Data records
________________________
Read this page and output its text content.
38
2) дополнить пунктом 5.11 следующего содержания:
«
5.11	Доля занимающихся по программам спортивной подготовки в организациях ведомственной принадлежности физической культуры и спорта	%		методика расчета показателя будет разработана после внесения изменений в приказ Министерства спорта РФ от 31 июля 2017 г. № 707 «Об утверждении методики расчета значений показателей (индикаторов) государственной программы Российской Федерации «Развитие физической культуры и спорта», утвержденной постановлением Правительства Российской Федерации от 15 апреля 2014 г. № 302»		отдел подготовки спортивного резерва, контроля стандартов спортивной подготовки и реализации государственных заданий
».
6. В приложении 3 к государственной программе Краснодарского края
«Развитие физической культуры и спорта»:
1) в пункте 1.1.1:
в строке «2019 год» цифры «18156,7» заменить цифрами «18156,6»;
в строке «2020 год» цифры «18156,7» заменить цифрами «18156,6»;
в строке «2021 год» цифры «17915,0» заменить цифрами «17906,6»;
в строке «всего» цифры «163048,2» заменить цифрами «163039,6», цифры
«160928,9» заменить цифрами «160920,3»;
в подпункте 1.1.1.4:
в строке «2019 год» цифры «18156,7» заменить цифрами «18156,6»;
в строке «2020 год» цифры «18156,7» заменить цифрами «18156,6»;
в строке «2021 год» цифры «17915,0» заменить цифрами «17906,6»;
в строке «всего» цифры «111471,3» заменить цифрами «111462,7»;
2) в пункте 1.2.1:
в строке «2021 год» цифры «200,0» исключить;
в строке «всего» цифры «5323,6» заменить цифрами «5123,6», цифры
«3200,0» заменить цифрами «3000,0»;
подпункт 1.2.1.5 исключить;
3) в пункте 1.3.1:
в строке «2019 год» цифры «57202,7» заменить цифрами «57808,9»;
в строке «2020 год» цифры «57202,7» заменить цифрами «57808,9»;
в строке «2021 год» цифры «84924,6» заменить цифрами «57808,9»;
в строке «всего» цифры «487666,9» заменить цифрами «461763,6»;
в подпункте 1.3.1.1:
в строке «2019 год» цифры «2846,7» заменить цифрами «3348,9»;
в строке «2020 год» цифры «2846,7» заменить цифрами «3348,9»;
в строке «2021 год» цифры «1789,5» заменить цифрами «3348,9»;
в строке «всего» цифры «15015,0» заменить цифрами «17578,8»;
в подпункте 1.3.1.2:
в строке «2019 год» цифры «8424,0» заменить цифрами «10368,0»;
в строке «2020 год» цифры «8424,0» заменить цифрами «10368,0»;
________________________
# [YOUR GOAL]
Go through the material and copy out every line with "Развитие" in it.

# [RESPONSE]
5.11	Доля занимающихся по программам спортивной подготовки в организациях ведомственной принадлежности физической культуры и спорта	%		методика расчета показателя будет разработана после внесения изменений в приказ Министерства спорта РФ от 31 июля 2017 г. № 707 «Об утверждении методики расчета значений показателей (индикаторов) государственной программы Российской Федерации «Развитие физической культуры и спорта», утвержденной постановлением Правительства Российской Федерации от 15 апреля 2014 г. № 302»		отдел подготовки спортивного резерва, контроля стандартов спортивной подготовки и реализации государственных заданий
«Развитие физической культуры и спорта»:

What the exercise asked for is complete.